## THE REQUEST
Can you pull out each line of the data below that includes the word "level"?
+++ RECORDS FOR THIS TASK
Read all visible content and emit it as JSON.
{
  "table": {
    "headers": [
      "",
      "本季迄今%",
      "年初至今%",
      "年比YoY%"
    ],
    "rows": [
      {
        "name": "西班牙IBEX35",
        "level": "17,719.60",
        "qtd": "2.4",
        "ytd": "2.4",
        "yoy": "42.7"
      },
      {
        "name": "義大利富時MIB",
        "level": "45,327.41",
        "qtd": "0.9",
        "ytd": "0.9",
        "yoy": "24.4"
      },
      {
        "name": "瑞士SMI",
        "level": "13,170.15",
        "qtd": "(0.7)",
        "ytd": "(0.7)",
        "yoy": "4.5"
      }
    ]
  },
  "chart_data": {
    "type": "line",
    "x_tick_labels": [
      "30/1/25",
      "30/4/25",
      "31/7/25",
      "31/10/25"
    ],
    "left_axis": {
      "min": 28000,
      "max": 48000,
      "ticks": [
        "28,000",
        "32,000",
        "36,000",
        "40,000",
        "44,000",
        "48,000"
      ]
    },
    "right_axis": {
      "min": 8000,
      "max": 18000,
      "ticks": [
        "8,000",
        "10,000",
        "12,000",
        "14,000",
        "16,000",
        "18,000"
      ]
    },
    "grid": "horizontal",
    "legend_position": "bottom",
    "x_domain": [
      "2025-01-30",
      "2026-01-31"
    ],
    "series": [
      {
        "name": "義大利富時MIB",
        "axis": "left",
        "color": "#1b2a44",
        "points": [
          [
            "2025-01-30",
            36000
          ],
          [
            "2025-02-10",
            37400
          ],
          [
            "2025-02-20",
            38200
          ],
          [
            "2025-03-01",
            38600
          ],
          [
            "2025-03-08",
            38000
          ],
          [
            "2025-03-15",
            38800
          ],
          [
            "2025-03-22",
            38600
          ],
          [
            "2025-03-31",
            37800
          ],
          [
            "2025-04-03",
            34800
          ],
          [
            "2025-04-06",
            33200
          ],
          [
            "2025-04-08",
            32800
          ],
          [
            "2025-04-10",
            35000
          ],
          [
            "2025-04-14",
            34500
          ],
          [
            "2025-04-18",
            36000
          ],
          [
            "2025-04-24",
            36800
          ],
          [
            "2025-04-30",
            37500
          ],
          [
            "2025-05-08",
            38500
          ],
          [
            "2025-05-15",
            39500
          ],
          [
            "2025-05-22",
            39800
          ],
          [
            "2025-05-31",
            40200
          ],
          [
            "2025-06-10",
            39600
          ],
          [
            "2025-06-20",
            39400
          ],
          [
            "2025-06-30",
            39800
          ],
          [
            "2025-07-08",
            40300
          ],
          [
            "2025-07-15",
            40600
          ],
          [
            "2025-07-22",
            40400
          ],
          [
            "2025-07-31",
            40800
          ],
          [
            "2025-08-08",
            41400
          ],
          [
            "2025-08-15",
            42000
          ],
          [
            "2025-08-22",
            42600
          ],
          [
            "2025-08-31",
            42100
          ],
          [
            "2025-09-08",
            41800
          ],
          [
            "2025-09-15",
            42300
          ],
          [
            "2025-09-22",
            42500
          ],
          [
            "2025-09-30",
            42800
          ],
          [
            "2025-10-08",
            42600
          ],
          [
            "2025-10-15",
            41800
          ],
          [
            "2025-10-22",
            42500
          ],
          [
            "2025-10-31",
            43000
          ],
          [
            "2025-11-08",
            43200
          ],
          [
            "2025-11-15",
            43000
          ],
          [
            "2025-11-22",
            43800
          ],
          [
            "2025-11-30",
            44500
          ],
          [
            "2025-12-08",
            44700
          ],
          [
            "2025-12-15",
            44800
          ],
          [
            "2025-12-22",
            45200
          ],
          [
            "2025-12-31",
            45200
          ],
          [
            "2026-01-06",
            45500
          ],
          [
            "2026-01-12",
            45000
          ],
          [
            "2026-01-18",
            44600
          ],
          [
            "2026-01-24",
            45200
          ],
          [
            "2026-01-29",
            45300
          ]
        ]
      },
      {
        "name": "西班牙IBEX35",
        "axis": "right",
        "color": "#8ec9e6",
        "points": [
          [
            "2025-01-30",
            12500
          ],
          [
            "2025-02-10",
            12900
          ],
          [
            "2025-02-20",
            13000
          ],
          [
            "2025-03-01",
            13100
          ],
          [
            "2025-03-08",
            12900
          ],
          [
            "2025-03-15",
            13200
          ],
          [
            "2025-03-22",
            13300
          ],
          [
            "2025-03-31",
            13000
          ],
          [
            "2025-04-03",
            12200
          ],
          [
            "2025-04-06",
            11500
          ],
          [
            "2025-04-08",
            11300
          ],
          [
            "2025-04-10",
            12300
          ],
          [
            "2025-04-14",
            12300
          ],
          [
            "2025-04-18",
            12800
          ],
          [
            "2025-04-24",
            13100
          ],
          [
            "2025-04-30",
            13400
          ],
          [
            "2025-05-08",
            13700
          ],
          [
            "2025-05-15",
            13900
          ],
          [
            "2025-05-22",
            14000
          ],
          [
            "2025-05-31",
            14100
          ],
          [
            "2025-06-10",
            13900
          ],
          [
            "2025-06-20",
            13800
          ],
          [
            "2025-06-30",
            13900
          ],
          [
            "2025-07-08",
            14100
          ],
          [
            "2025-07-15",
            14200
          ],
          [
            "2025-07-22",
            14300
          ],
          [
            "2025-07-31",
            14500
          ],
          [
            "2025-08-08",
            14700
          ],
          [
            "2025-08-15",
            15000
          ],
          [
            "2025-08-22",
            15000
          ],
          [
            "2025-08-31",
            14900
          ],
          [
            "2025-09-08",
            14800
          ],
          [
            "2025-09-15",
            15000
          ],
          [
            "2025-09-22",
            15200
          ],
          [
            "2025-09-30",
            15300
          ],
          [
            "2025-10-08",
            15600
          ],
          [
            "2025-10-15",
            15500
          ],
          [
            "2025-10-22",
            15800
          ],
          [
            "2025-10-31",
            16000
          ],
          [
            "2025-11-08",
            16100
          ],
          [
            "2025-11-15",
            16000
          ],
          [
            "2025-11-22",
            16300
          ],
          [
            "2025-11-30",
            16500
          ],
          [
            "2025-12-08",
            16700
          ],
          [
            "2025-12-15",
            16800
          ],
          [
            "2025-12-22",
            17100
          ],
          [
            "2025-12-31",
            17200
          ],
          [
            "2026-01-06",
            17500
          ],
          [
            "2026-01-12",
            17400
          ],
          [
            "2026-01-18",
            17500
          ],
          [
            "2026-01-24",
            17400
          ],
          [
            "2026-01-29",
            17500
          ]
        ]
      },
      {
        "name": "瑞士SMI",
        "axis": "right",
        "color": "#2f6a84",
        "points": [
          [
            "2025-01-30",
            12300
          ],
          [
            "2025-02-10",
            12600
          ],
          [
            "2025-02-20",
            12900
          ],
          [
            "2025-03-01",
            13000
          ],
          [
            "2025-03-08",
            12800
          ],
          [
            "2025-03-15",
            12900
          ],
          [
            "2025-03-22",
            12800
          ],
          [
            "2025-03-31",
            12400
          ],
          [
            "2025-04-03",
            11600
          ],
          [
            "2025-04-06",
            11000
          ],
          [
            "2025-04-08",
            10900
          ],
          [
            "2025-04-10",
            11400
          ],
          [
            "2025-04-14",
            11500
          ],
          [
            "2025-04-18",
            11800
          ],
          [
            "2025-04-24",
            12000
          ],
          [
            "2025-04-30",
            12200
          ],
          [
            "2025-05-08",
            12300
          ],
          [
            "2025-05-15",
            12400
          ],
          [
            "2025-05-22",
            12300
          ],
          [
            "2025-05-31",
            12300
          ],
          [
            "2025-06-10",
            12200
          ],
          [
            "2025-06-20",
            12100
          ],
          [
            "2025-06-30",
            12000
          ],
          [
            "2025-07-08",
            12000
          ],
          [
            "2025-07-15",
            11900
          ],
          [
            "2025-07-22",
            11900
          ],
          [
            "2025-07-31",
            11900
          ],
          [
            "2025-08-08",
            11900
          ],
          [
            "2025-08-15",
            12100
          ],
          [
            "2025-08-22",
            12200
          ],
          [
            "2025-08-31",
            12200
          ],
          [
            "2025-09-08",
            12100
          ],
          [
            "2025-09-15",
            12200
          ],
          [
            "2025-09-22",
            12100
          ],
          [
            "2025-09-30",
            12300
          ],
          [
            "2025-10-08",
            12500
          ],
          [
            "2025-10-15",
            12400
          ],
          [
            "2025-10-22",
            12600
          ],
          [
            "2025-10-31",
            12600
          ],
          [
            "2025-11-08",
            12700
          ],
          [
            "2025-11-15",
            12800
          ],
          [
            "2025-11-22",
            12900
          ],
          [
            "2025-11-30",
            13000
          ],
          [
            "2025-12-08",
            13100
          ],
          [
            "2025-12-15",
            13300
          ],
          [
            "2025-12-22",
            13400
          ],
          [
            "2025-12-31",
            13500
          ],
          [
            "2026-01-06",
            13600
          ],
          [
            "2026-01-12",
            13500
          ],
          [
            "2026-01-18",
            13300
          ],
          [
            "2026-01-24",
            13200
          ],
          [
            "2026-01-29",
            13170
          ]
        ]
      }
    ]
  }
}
++++++
## RESULT BELOW
        "level": "17,719.60",
        "level": "45,327.41",
        "level": "13,170.15",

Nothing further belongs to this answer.